Problem requirements:
Below are the records. Count the lines containing the string "screenshot", and reply with the number alone.

--- BEGIN Records for this exercise ---

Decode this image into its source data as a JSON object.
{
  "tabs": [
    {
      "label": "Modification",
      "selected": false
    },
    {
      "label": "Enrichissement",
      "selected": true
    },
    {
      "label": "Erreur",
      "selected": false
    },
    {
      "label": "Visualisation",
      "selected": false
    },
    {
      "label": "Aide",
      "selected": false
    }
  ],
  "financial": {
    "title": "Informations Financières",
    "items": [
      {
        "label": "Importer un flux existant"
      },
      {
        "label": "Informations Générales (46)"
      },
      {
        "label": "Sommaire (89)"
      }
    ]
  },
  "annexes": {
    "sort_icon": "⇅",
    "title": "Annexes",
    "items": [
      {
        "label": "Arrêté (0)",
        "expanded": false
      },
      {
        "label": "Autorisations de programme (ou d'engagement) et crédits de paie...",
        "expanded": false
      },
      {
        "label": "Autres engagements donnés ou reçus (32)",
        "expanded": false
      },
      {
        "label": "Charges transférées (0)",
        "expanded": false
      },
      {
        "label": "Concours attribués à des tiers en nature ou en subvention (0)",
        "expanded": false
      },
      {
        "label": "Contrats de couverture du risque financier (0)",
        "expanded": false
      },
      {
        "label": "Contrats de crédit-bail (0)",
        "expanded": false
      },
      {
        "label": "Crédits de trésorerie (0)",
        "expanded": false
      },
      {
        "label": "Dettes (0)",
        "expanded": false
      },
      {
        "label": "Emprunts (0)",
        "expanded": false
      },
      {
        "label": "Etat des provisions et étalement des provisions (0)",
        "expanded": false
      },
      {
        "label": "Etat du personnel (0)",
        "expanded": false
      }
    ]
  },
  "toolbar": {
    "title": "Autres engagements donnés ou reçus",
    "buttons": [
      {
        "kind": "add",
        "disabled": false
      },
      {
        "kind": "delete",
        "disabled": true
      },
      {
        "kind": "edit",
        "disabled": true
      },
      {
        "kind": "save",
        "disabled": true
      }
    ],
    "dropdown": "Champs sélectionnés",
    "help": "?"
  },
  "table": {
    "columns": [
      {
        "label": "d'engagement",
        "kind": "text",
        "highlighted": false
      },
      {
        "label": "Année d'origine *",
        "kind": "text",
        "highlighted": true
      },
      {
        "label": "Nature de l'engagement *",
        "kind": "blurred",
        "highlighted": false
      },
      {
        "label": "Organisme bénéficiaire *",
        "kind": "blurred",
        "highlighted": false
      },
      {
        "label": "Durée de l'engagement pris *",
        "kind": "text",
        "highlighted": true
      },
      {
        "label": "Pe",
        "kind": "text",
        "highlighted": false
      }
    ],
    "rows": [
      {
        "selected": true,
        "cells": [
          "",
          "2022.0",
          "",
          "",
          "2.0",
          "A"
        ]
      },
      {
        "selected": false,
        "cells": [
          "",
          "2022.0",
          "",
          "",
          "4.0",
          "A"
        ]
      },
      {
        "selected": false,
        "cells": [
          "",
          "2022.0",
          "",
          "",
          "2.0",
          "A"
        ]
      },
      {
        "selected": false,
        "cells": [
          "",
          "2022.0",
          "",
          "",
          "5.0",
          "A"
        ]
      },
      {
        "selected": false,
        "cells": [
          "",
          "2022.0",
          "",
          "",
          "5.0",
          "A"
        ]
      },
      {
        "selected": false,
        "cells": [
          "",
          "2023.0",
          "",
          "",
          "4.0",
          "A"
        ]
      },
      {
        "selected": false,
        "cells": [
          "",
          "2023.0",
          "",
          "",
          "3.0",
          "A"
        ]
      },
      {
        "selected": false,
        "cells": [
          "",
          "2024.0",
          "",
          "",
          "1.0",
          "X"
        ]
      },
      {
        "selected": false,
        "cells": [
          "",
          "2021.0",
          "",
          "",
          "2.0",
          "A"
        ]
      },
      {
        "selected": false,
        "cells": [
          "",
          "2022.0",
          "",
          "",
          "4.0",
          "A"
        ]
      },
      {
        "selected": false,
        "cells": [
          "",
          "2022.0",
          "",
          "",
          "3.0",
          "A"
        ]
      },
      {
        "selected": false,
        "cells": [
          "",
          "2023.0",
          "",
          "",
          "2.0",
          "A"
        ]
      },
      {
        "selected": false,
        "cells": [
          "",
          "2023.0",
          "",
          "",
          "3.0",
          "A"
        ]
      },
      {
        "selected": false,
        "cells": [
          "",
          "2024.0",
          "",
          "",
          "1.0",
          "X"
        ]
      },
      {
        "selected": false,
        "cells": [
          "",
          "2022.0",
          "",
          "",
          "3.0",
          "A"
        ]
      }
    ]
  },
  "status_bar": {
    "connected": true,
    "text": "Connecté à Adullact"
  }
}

--- END Records for this exercise ---
--- BEGIN Records for this exercise ---

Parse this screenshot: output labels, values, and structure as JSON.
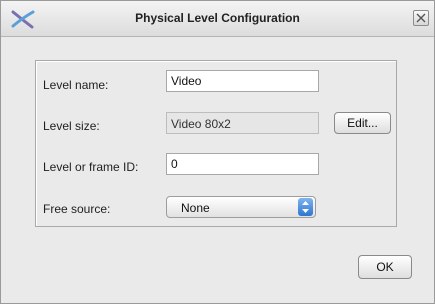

--- END Records for this exercise ---
--- BEGIN Records for this exercise ---

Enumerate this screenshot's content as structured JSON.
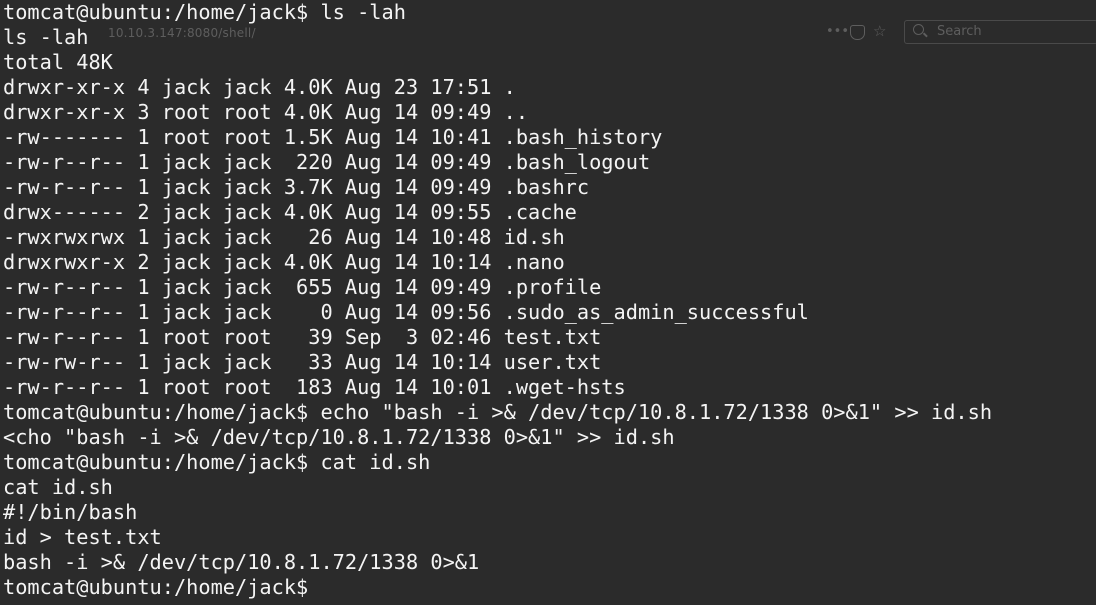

--- END Records for this exercise ---

Solution to this task:
2